[start Data for this task]

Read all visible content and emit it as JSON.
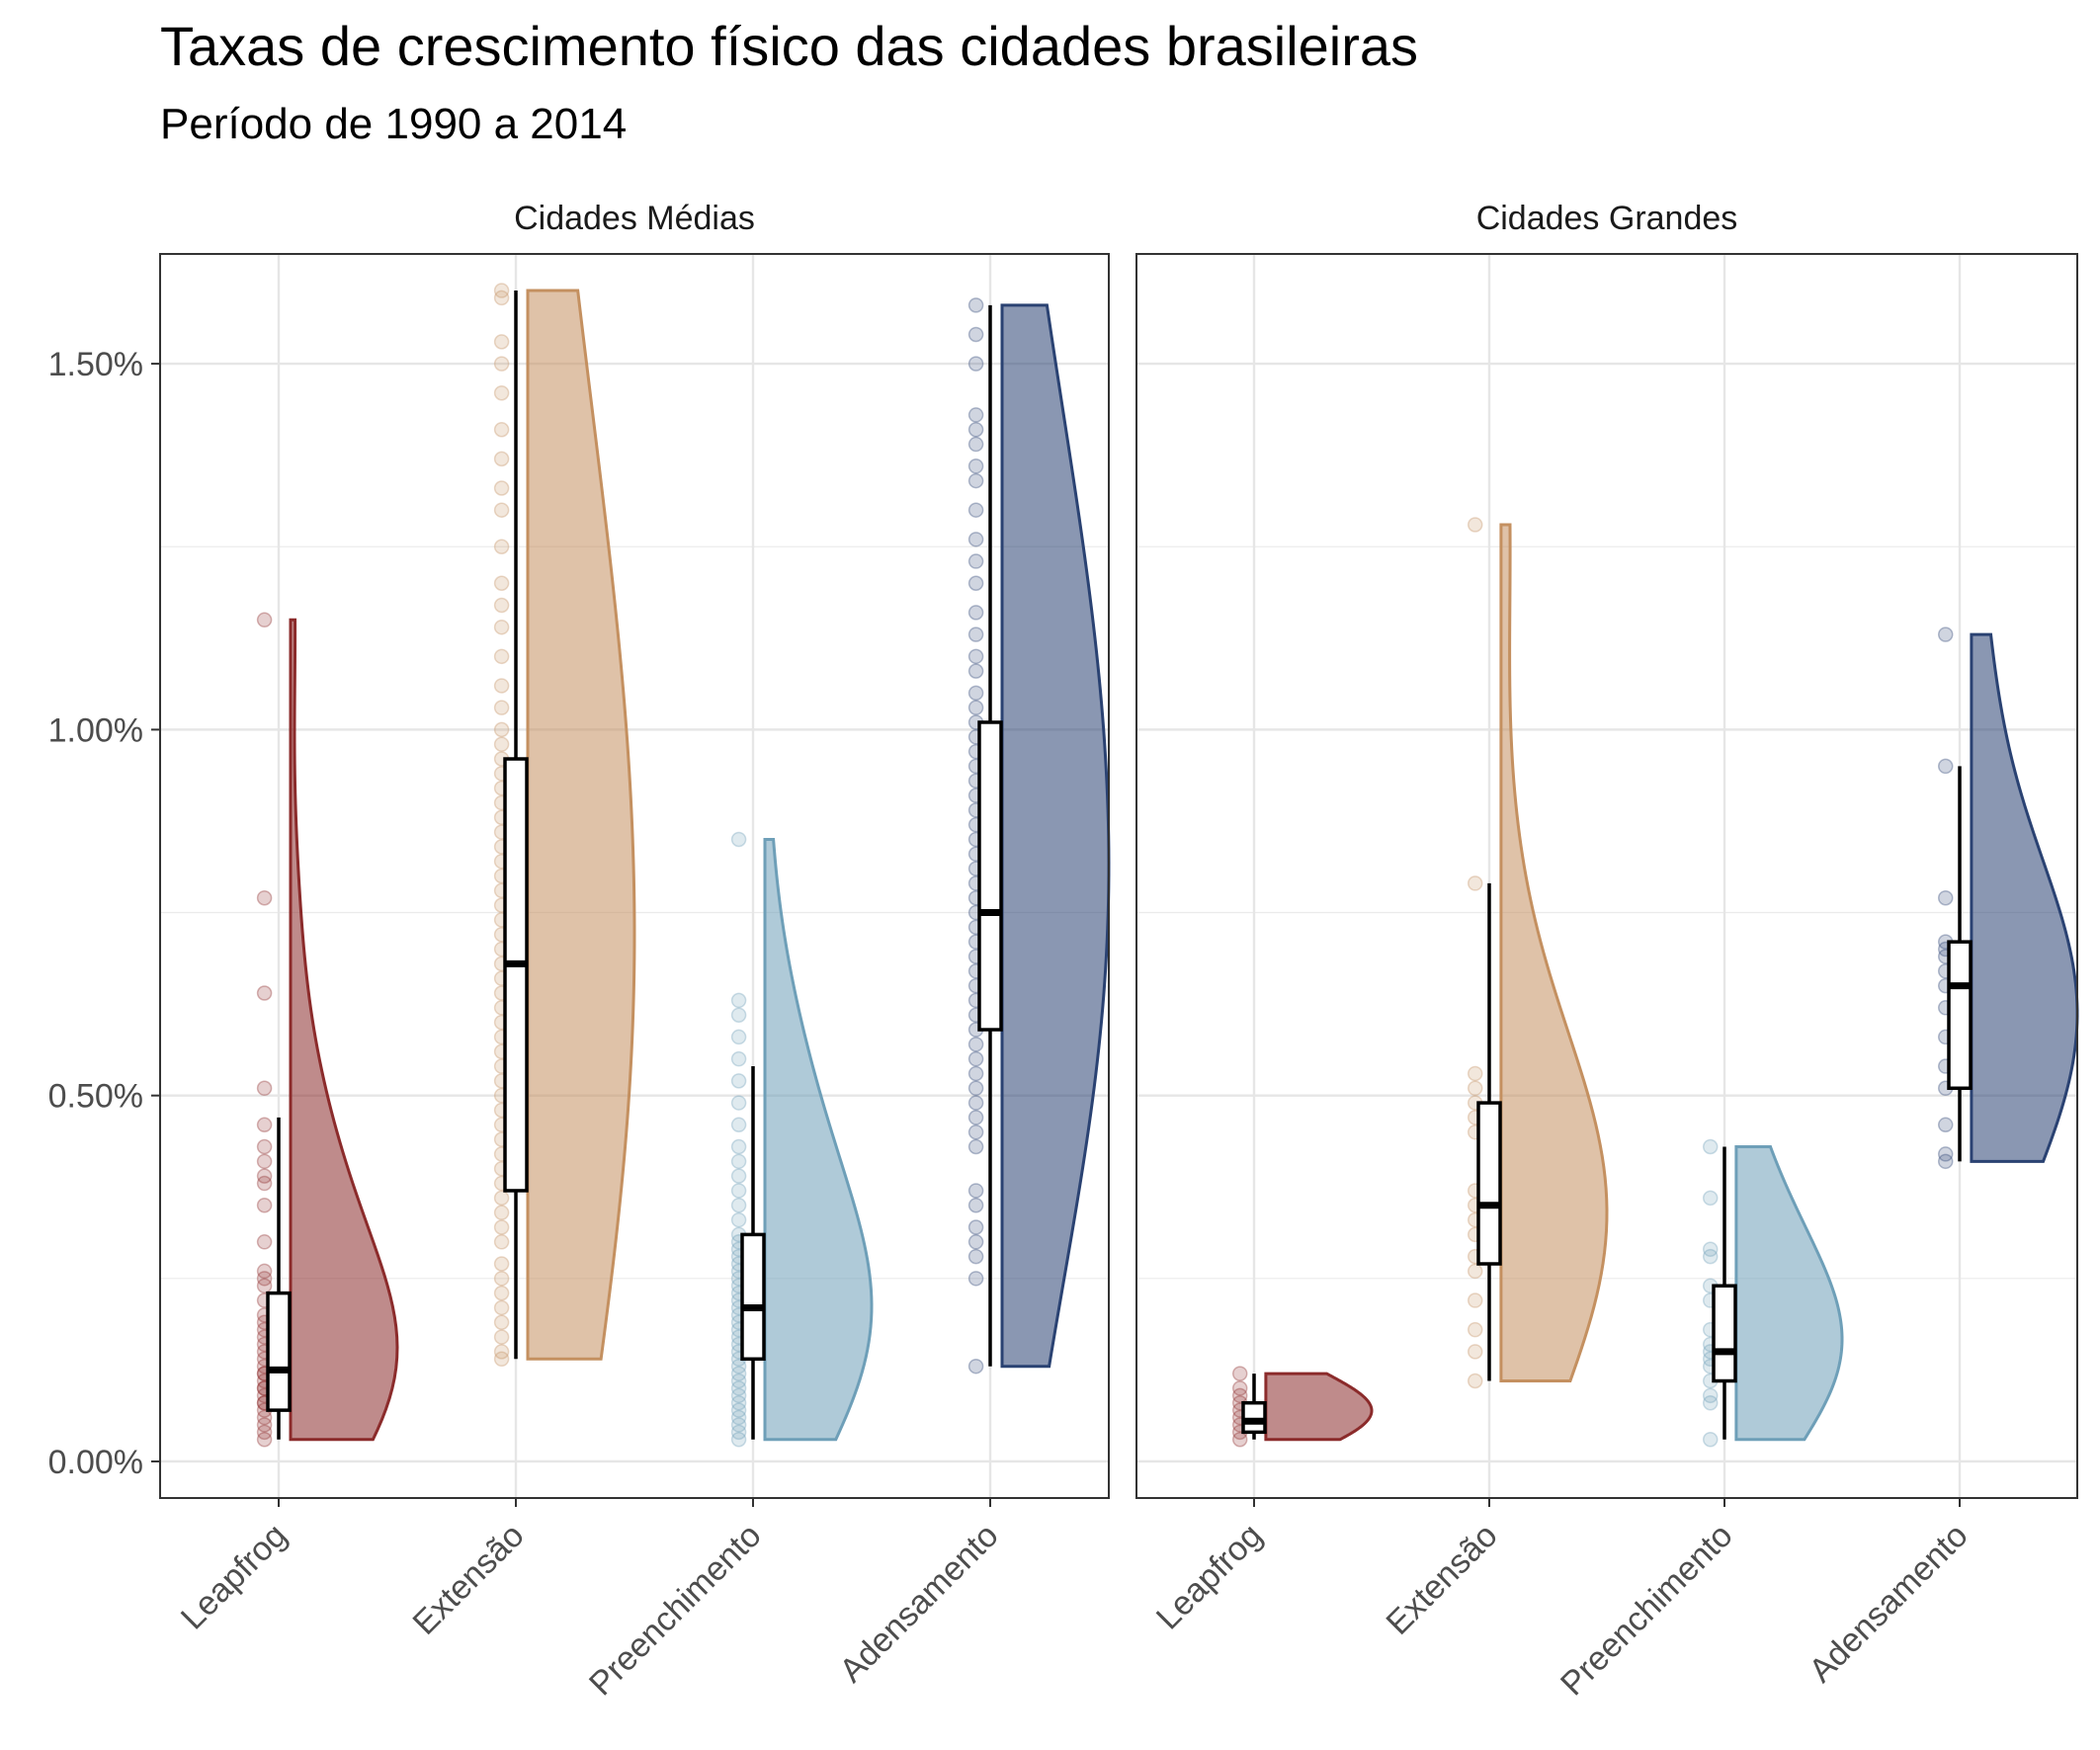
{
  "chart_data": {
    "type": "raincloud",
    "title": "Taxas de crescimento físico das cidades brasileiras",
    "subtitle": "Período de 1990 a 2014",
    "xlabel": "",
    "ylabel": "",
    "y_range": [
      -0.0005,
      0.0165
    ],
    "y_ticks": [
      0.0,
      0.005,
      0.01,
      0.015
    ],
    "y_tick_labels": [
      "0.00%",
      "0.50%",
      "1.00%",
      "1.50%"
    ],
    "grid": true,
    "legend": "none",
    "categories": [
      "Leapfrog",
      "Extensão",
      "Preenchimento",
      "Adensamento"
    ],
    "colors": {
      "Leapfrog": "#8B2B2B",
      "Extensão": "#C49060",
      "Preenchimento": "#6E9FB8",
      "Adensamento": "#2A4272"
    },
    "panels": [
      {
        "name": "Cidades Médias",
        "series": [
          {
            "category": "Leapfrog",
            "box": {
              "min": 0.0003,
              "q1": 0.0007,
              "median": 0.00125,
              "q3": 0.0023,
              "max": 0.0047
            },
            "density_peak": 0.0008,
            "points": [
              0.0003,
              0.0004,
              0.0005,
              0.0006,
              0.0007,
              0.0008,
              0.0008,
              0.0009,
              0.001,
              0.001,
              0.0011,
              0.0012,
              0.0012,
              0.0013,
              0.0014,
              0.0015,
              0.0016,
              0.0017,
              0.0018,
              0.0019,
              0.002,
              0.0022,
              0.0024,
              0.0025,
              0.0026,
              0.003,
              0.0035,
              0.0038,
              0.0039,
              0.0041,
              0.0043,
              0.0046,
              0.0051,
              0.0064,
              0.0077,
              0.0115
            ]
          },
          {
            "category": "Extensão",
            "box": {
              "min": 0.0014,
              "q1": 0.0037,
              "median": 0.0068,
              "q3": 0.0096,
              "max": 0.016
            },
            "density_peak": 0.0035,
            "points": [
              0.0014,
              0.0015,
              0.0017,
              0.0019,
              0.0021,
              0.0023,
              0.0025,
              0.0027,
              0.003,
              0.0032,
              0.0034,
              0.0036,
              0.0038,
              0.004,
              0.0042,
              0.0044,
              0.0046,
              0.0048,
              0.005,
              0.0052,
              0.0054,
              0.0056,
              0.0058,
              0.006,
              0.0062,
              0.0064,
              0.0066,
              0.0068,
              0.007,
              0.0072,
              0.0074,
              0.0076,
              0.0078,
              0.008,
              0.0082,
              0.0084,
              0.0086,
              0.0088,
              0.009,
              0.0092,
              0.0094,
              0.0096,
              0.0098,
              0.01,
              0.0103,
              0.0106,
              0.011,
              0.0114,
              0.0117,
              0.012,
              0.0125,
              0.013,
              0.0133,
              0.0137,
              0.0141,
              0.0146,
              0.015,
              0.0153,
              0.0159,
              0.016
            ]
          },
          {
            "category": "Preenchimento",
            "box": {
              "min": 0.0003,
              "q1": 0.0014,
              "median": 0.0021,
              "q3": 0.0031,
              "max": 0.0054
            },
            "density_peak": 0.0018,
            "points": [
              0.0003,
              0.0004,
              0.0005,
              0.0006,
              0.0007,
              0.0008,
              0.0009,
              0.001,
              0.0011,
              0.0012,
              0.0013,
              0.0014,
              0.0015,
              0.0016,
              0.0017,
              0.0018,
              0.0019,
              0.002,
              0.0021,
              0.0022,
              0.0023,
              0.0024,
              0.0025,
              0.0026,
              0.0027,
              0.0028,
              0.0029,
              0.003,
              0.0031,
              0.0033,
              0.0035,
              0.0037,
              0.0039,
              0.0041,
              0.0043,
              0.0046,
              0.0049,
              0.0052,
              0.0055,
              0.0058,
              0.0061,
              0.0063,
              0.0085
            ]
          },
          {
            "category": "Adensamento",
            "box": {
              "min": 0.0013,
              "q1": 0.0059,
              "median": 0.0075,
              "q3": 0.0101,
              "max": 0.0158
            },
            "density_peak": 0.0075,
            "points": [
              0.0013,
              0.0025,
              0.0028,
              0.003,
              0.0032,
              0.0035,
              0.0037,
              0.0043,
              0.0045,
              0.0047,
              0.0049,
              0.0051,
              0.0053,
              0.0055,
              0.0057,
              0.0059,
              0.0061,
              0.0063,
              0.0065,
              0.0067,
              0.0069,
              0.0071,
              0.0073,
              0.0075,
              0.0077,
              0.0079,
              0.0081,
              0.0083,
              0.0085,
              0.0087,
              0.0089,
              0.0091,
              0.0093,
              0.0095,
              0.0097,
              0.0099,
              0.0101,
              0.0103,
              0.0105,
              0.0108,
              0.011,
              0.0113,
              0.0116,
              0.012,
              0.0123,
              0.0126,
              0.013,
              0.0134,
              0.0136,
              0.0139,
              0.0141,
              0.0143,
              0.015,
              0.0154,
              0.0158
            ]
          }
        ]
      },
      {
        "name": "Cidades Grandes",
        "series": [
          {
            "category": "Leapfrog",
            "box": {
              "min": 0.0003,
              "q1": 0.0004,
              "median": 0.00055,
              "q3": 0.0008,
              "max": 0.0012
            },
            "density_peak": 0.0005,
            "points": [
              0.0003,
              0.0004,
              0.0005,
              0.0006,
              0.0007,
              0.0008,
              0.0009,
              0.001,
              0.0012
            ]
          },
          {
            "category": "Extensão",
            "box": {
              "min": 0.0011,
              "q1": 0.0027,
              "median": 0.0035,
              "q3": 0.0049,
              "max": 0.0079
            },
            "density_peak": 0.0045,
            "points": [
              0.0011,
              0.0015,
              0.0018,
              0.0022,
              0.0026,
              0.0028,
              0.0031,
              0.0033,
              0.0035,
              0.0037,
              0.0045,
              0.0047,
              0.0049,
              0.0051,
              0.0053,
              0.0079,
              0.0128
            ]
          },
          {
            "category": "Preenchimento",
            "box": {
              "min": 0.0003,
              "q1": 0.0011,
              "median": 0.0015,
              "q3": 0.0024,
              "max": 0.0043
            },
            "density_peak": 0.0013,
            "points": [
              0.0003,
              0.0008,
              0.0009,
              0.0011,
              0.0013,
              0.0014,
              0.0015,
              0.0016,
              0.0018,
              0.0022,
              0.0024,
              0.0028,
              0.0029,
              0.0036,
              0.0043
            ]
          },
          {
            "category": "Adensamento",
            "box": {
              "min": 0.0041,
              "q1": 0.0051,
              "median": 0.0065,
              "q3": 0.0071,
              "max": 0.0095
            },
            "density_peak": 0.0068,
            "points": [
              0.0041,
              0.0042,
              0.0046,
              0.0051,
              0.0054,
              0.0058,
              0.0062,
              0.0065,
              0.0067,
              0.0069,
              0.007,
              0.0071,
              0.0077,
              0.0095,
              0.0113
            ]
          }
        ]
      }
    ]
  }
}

[end Data for this task]

**Your instructions:** Extract lines where the string "Extensão" occurs.

**Answer to the exercise:**
      "Extensão",
      "Extensão": "#C49060",
            "category": "Extensão",
            "category": "Extensão",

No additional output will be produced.